Write out all of the entries exactly, please.

= = = = =

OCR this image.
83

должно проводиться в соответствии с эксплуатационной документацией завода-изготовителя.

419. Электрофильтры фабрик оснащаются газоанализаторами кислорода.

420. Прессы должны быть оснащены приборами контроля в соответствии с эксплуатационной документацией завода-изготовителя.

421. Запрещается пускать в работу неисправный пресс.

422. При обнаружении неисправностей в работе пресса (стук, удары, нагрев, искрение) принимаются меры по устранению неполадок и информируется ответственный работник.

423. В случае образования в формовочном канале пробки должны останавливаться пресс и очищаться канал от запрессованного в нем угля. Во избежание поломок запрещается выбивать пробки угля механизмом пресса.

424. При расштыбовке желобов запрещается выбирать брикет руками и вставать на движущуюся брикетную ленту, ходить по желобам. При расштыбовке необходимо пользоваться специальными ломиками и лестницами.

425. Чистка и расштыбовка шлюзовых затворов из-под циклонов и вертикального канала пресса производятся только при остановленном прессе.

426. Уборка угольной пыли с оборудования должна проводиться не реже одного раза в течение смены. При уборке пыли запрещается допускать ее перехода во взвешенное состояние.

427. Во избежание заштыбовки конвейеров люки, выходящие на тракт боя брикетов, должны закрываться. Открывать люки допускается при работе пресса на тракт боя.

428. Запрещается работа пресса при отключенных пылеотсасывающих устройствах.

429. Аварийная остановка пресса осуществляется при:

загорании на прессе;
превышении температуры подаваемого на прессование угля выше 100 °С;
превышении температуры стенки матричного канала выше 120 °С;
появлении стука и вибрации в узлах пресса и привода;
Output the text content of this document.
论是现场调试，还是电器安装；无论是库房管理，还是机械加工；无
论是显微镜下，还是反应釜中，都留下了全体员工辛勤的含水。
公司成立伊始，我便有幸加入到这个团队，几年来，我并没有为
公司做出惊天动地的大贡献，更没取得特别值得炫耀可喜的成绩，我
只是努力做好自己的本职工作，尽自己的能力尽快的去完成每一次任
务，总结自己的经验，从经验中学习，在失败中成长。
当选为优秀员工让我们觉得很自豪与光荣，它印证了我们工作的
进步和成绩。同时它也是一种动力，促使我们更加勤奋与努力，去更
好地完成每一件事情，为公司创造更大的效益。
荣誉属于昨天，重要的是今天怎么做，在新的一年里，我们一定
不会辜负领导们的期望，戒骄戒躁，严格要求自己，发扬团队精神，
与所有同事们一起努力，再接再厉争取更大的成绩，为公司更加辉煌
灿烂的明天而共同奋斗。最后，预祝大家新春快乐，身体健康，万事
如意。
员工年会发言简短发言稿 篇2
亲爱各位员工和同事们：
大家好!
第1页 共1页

= = = = =

**Expected answer**
OCR this image.
83

должно проводиться в соответствии с эксплуатационной документацией завода-изготовителя.

419. Электрофильтры фабрик оснащаются газоанализаторами кислорода.

420. Прессы должны быть оснащены приборами контроля в соответствии с эксплуатационной документацией завода-изготовителя.

421. Запрещается пускать в работу неисправный пресс.

422. При обнаружении неисправностей в работе пресса (стук, удары, нагрев, искрение) принимаются меры по устранению неполадок и информируется ответственный работник.

423. В случае образования в формовочном канале пробки должны останавливаться пресс и очищаться канал от запрессованного в нем угля. Во избежание поломок запрещается выбивать пробки угля механизмом пресса.

424. При расштыбовке желобов запрещается выбирать брикет руками и вставать на движущуюся брикетную ленту, ходить по желобам. При расштыбовке необходимо пользоваться специальными ломиками и лестницами.

425. Чистка и расштыбовка шлюзовых затворов из-под циклонов и вертикального канала пресса производятся только при остановленном прессе.

426. Уборка угольной пыли с оборудования должна проводиться не реже одного раза в течение смены. При уборке пыли запрещается допускать ее перехода во взвешенное состояние.

427. Во избежание заштыбовки конвейеров люки, выходящие на тракт боя брикетов, должны закрываться. Открывать люки допускается при работе пресса на тракт боя.

428. Запрещается работа пресса при отключенных пылеотсасывающих устройствах.

429. Аварийная остановка пресса осуществляется при:

загорании на прессе;
превышении температуры подаваемого на прессование угля выше 100 °С;
превышении температуры стенки матричного канала выше 120 °С;
появлении стука и вибрации в узлах пресса и привода;
Output the text content of this document.
论是现场调试，还是电器安装；无论是库房管理，还是机械加工；无
论是显微镜下，还是反应釜中，都留下了全体员工辛勤的含水。
公司成立伊始，我便有幸加入到这个团队，几年来，我并没有为
公司做出惊天动地的大贡献，更没取得特别值得炫耀可喜的成绩，我
只是努力做好自己的本职工作，尽自己的能力尽快的去完成每一次任
务，总结自己的经验，从经验中学习，在失败中成长。
当选为优秀员工让我们觉得很自豪与光荣，它印证了我们工作的
进步和成绩。同时它也是一种动力，促使我们更加勤奋与努力，去更
好地完成每一件事情，为公司创造更大的效益。
荣誉属于昨天，重要的是今天怎么做，在新的一年里，我们一定
不会辜负领导们的期望，戒骄戒躁，严格要求自己，发扬团队精神，
与所有同事们一起努力，再接再厉争取更大的成绩，为公司更加辉煌
灿烂的明天而共同奋斗。最后，预祝大家新春快乐，身体健康，万事
如意。
员工年会发言简短发言稿 篇2
亲爱各位员工和同事们：
大家好!
第1页 共1页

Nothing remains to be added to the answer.